Read the records and write them out again exactly.

>> BEGIN Information provided

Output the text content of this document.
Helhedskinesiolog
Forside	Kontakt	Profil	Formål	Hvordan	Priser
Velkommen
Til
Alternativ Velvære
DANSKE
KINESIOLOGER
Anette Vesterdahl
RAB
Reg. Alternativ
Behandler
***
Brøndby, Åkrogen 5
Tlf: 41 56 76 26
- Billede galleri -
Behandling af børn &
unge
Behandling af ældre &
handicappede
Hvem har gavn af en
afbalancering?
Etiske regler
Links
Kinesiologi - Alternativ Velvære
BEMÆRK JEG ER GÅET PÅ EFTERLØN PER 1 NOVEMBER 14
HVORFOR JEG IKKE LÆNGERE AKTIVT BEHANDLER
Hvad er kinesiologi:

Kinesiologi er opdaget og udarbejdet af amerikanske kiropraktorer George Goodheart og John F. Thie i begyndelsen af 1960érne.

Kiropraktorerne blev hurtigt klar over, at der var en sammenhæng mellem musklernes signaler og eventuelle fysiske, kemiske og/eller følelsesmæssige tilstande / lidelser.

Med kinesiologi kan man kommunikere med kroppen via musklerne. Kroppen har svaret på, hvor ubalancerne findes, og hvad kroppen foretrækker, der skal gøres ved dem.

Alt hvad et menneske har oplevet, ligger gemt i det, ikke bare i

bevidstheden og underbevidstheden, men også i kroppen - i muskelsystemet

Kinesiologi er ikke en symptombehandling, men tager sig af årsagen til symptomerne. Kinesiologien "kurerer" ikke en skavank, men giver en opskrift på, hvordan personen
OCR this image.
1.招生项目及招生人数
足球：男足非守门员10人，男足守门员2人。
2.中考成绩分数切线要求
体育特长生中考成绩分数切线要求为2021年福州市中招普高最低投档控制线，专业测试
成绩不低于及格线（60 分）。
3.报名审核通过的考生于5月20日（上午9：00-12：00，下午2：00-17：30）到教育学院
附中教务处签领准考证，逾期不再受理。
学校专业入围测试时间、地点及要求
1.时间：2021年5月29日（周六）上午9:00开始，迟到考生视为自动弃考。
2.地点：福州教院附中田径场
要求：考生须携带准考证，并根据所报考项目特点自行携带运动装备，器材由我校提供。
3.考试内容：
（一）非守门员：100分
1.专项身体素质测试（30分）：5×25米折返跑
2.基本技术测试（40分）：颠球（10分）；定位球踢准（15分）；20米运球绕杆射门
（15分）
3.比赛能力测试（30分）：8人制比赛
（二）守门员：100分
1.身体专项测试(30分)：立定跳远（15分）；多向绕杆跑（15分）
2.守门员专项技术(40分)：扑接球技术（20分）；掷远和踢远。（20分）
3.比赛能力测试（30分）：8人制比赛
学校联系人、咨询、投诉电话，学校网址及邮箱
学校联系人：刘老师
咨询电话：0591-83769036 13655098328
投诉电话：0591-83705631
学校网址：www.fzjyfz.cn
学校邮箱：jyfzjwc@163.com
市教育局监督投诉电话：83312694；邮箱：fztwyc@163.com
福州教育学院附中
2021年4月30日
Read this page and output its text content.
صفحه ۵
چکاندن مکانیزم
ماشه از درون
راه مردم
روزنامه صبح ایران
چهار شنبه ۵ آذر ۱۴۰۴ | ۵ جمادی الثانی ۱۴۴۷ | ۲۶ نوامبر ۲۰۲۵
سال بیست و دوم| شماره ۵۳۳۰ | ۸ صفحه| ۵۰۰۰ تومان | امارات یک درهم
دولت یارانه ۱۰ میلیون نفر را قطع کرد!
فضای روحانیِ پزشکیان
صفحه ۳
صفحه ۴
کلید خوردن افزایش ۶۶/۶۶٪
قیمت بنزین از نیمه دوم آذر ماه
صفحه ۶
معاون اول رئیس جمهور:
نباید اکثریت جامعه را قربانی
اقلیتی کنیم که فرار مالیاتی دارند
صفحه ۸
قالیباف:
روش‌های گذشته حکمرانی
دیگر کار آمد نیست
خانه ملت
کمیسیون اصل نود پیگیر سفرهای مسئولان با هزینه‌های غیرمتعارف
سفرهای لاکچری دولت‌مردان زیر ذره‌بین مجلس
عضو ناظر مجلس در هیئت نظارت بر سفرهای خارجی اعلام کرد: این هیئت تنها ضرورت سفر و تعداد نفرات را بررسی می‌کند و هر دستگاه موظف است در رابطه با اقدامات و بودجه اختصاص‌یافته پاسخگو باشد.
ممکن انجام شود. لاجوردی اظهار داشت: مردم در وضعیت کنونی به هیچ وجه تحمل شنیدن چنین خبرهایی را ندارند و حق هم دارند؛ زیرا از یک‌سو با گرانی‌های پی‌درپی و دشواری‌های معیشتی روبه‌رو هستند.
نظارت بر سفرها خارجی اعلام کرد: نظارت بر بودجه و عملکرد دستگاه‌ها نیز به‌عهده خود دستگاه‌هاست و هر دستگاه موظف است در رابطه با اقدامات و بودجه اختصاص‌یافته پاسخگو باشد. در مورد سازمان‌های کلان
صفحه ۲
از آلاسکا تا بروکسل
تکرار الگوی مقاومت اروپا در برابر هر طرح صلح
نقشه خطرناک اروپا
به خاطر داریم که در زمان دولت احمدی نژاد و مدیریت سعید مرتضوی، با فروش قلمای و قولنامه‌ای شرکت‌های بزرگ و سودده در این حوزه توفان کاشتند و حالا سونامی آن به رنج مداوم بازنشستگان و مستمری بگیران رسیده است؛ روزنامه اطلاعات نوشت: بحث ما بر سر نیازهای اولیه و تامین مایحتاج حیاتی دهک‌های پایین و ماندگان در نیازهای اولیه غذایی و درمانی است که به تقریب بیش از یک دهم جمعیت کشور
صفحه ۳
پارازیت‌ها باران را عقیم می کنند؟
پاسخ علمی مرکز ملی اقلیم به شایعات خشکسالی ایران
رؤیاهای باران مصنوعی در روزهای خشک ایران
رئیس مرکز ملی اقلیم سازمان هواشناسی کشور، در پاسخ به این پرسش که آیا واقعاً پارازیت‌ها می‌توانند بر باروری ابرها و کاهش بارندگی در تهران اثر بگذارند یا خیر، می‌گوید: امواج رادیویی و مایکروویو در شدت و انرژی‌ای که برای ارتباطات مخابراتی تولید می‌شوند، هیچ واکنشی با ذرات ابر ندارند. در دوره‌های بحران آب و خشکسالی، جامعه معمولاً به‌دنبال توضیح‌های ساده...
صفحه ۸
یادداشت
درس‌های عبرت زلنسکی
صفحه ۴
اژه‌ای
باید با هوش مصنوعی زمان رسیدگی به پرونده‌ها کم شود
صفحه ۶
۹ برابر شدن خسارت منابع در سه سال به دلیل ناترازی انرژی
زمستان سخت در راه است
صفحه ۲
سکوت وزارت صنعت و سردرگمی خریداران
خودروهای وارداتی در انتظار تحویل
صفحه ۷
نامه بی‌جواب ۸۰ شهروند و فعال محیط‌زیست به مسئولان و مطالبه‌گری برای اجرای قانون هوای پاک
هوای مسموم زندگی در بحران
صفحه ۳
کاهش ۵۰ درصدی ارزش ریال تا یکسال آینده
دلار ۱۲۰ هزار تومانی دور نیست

>> END Information provided

**Output of the task**
Output the text content of this document.
Helhedskinesiolog
Forside	Kontakt	Profil	Formål	Hvordan	Priser
Velkommen
Til
Alternativ Velvære
DANSKE
KINESIOLOGER
Anette Vesterdahl
RAB
Reg. Alternativ
Behandler
***
Brøndby, Åkrogen 5
Tlf: 41 56 76 26
- Billede galleri -
Behandling af børn &
unge
Behandling af ældre &
handicappede
Hvem har gavn af en
afbalancering?
Etiske regler
Links
Kinesiologi - Alternativ Velvære
BEMÆRK JEG ER GÅET PÅ EFTERLØN PER 1 NOVEMBER 14
HVORFOR JEG IKKE LÆNGERE AKTIVT BEHANDLER
Hvad er kinesiologi:

Kinesiologi er opdaget og udarbejdet af amerikanske kiropraktorer George Goodheart og John F. Thie i begyndelsen af 1960érne.

Kiropraktorerne blev hurtigt klar over, at der var en sammenhæng mellem musklernes signaler og eventuelle fysiske, kemiske og/eller følelsesmæssige tilstande / lidelser.

Med kinesiologi kan man kommunikere med kroppen via musklerne. Kroppen har svaret på, hvor ubalancerne findes, og hvad kroppen foretrækker, der skal gøres ved dem.

Alt hvad et menneske har oplevet, ligger gemt i det, ikke bare i

bevidstheden og underbevidstheden, men også i kroppen - i muskelsystemet

Kinesiologi er ikke en symptombehandling, men tager sig af årsagen til symptomerne. Kinesiologien "kurerer" ikke en skavank, men giver en opskrift på, hvordan personen
OCR this image.
1.招生项目及招生人数
足球：男足非守门员10人，男足守门员2人。
2.中考成绩分数切线要求
体育特长生中考成绩分数切线要求为2021年福州市中招普高最低投档控制线，专业测试
成绩不低于及格线（60 分）。
3.报名审核通过的考生于5月20日（上午9：00-12：00，下午2：00-17：30）到教育学院
附中教务处签领准考证，逾期不再受理。
学校专业入围测试时间、地点及要求
1.时间：2021年5月29日（周六）上午9:00开始，迟到考生视为自动弃考。
2.地点：福州教院附中田径场
要求：考生须携带准考证，并根据所报考项目特点自行携带运动装备，器材由我校提供。
3.考试内容：
（一）非守门员：100分
1.专项身体素质测试（30分）：5×25米折返跑
2.基本技术测试（40分）：颠球（10分）；定位球踢准（15分）；20米运球绕杆射门
（15分）
3.比赛能力测试（30分）：8人制比赛
（二）守门员：100分
1.身体专项测试(30分)：立定跳远（15分）；多向绕杆跑（15分）
2.守门员专项技术(40分)：扑接球技术（20分）；掷远和踢远。（20分）
3.比赛能力测试（30分）：8人制比赛
学校联系人、咨询、投诉电话，学校网址及邮箱
学校联系人：刘老师
咨询电话：0591-83769036 13655098328
投诉电话：0591-83705631
学校网址：www.fzjyfz.cn
学校邮箱：jyfzjwc@163.com
市教育局监督投诉电话：83312694；邮箱：fztwyc@163.com
福州教育学院附中
2021年4月30日
Read this page and output its text content.
صفحه ۵
چکاندن مکانیزم
ماشه از درون
راه مردم
روزنامه صبح ایران
چهار شنبه ۵ آذر ۱۴۰۴ | ۵ جمادی الثانی ۱۴۴۷ | ۲۶ نوامبر ۲۰۲۵
سال بیست و دوم| شماره ۵۳۳۰ | ۸ صفحه| ۵۰۰۰ تومان | امارات یک درهم
دولت یارانه ۱۰ میلیون نفر را قطع کرد!
فضای روحانیِ پزشکیان
صفحه ۳
صفحه ۴
کلید خوردن افزایش ۶۶/۶۶٪
قیمت بنزین از نیمه دوم آذر ماه
صفحه ۶
معاون اول رئیس جمهور:
نباید اکثریت جامعه را قربانی
اقلیتی کنیم که فرار مالیاتی دارند
صفحه ۸
قالیباف:
روش‌های گذشته حکمرانی
دیگر کار آمد نیست
خانه ملت
کمیسیون اصل نود پیگیر سفرهای مسئولان با هزینه‌های غیرمتعارف
سفرهای لاکچری دولت‌مردان زیر ذره‌بین مجلس
عضو ناظر مجلس در هیئت نظارت بر سفرهای خارجی اعلام کرد: این هیئت تنها ضرورت سفر و تعداد نفرات را بررسی می‌کند و هر دستگاه موظف است در رابطه با اقدامات و بودجه اختصاص‌یافته پاسخگو باشد.
ممکن انجام شود. لاجوردی اظهار داشت: مردم در وضعیت کنونی به هیچ وجه تحمل شنیدن چنین خبرهایی را ندارند و حق هم دارند؛ زیرا از یک‌سو با گرانی‌های پی‌درپی و دشواری‌های معیشتی روبه‌رو هستند.
نظارت بر سفرها خارجی اعلام کرد: نظارت بر بودجه و عملکرد دستگاه‌ها نیز به‌عهده خود دستگاه‌هاست و هر دستگاه موظف است در رابطه با اقدامات و بودجه اختصاص‌یافته پاسخگو باشد. در مورد سازمان‌های کلان
صفحه ۲
از آلاسکا تا بروکسل
تکرار الگوی مقاومت اروپا در برابر هر طرح صلح
نقشه خطرناک اروپا
به خاطر داریم که در زمان دولت احمدی نژاد و مدیریت سعید مرتضوی، با فروش قلمای و قولنامه‌ای شرکت‌های بزرگ و سودده در این حوزه توفان کاشتند و حالا سونامی آن به رنج مداوم بازنشستگان و مستمری بگیران رسیده است؛ روزنامه اطلاعات نوشت: بحث ما بر سر نیازهای اولیه و تامین مایحتاج حیاتی دهک‌های پایین و ماندگان در نیازهای اولیه غذایی و درمانی است که به تقریب بیش از یک دهم جمعیت کشور
صفحه ۳
پارازیت‌ها باران را عقیم می کنند؟
پاسخ علمی مرکز ملی اقلیم به شایعات خشکسالی ایران
رؤیاهای باران مصنوعی در روزهای خشک ایران
رئیس مرکز ملی اقلیم سازمان هواشناسی کشور، در پاسخ به این پرسش که آیا واقعاً پارازیت‌ها می‌توانند بر باروری ابرها و کاهش بارندگی در تهران اثر بگذارند یا خیر، می‌گوید: امواج رادیویی و مایکروویو در شدت و انرژی‌ای که برای ارتباطات مخابراتی تولید می‌شوند، هیچ واکنشی با ذرات ابر ندارند. در دوره‌های بحران آب و خشکسالی، جامعه معمولاً به‌دنبال توضیح‌های ساده...
صفحه ۸
یادداشت
درس‌های عبرت زلنسکی
صفحه ۴
اژه‌ای
باید با هوش مصنوعی زمان رسیدگی به پرونده‌ها کم شود
صفحه ۶
۹ برابر شدن خسارت منابع در سه سال به دلیل ناترازی انرژی
زمستان سخت در راه است
صفحه ۲
سکوت وزارت صنعت و سردرگمی خریداران
خودروهای وارداتی در انتظار تحویل
صفحه ۷
نامه بی‌جواب ۸۰ شهروند و فعال محیط‌زیست به مسئولان و مطالبه‌گری برای اجرای قانون هوای پاک
هوای مسموم زندگی در بحران
صفحه ۳
کاهش ۵۰ درصدی ارزش ریال تا یکسال آینده
دلار ۱۲۰ هزار تومانی دور نیست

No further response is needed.